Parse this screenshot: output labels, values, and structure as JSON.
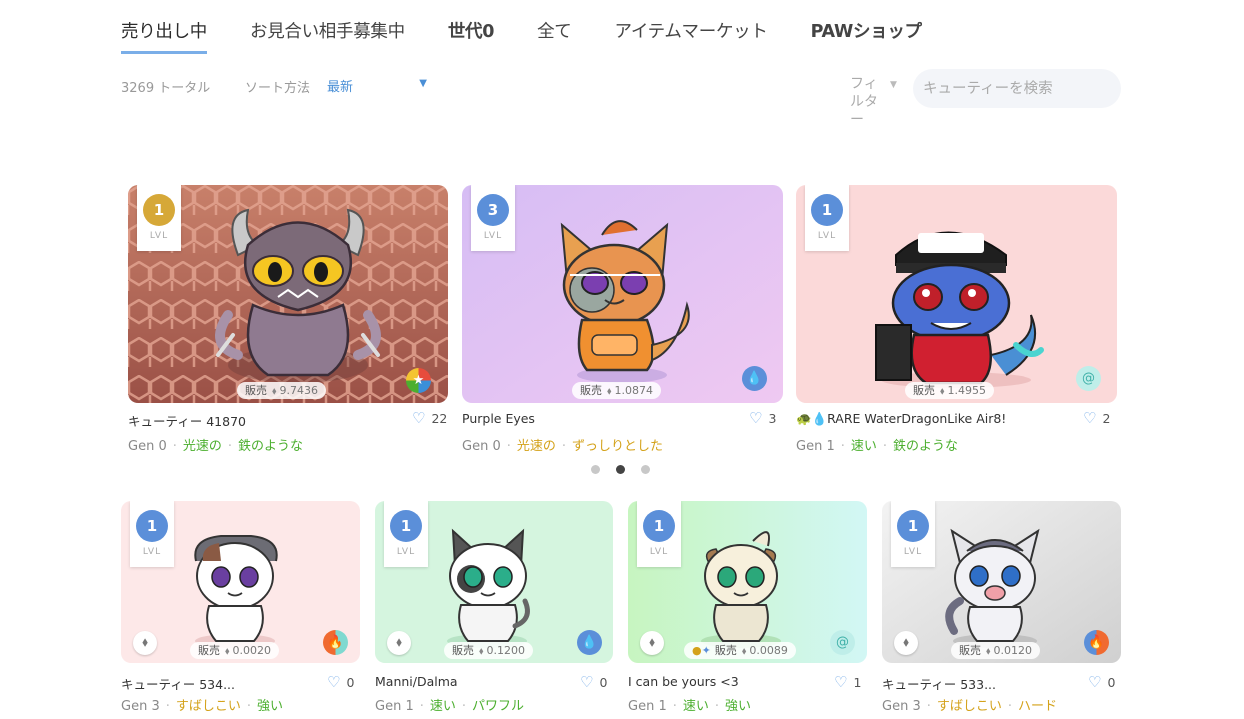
{
  "tabs": [
    {
      "label": "売り出し中",
      "active": true
    },
    {
      "label": "お見合い相手募集中"
    },
    {
      "label": "世代0"
    },
    {
      "label": "全て"
    },
    {
      "label": "アイテムマーケット"
    },
    {
      "label": "PAWショップ"
    }
  ],
  "toolbar": {
    "total": "3269 トータル",
    "sort_label": "ソート方法",
    "sort_value": "最新",
    "filter_label": "フィルター",
    "search_placeholder": "キューティーを検索"
  },
  "featured": [
    {
      "level": "1",
      "level_color": "gold",
      "lvl_label": "LVL",
      "sale": "販売",
      "price": "9.7436",
      "name": "キューティー 41870",
      "likes": "22",
      "gen": "Gen 0",
      "traits": [
        "光速の",
        "鉄のような"
      ],
      "trait_colors": [
        "green",
        "green"
      ],
      "element": "multi"
    },
    {
      "level": "3",
      "level_color": "blue",
      "lvl_label": "LVL",
      "sale": "販売",
      "price": "1.0874",
      "name": "Purple Eyes",
      "likes": "3",
      "gen": "Gen 0",
      "traits": [
        "光速の",
        "ずっしりとした"
      ],
      "trait_colors": [
        "gold",
        "gold"
      ],
      "element": "water"
    },
    {
      "level": "1",
      "level_color": "blue",
      "lvl_label": "LVL",
      "sale": "販売",
      "price": "1.4955",
      "name": "🐢💧RARE WaterDragonLike Air8!",
      "likes": "2",
      "gen": "Gen 1",
      "traits": [
        "速い",
        "鉄のような"
      ],
      "trait_colors": [
        "green",
        "green"
      ],
      "element": "air"
    }
  ],
  "carousel": {
    "pages": 3,
    "active": 1
  },
  "listing": [
    {
      "level": "1",
      "lvl_label": "LVL",
      "sale": "販売",
      "price": "0.0020",
      "name": "キューティー 534...",
      "likes": "0",
      "gen": "Gen 3",
      "traits": [
        "すばしこい",
        "強い"
      ],
      "element": "fire-air"
    },
    {
      "level": "1",
      "lvl_label": "LVL",
      "sale": "販売",
      "price": "0.1200",
      "name": "Manni/Dalma",
      "likes": "0",
      "gen": "Gen 1",
      "traits": [
        "速い",
        "パワフル"
      ],
      "element": "water"
    },
    {
      "level": "1",
      "lvl_label": "LVL",
      "sale": "販売",
      "price": "0.0089",
      "name": "I can be yours <3",
      "likes": "1",
      "gen": "Gen 1",
      "traits": [
        "速い",
        "強い"
      ],
      "element": "air"
    },
    {
      "level": "1",
      "lvl_label": "LVL",
      "sale": "販売",
      "price": "0.0120",
      "name": "キューティー 533...",
      "likes": "0",
      "gen": "Gen 3",
      "traits": [
        "すばしこい",
        "ハード"
      ],
      "element": "water-fire"
    }
  ],
  "colors": {
    "accent": "#7aaee8",
    "trait_green": "#4caf2f",
    "trait_gold": "#d4a21a",
    "level_blue": "#5b8fd9",
    "level_gold": "#d6a838"
  },
  "icons": {
    "eth": "ethereum-icon",
    "heart": "heart-icon",
    "water": "water-drop-icon",
    "fire": "fire-icon",
    "air": "air-swirl-icon"
  }
}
__________
=== EXERCISE INSTRUCTIONS ===
Which lines in the data above contain "price"? Show each one.

=== CORRECT OUTPUT ===
      "price": "9.7436",
      "price": "1.0874",
      "price": "1.4955",
      "price": "0.0020",
      "price": "0.1200",
      "price": "0.0089",
      "price": "0.0120",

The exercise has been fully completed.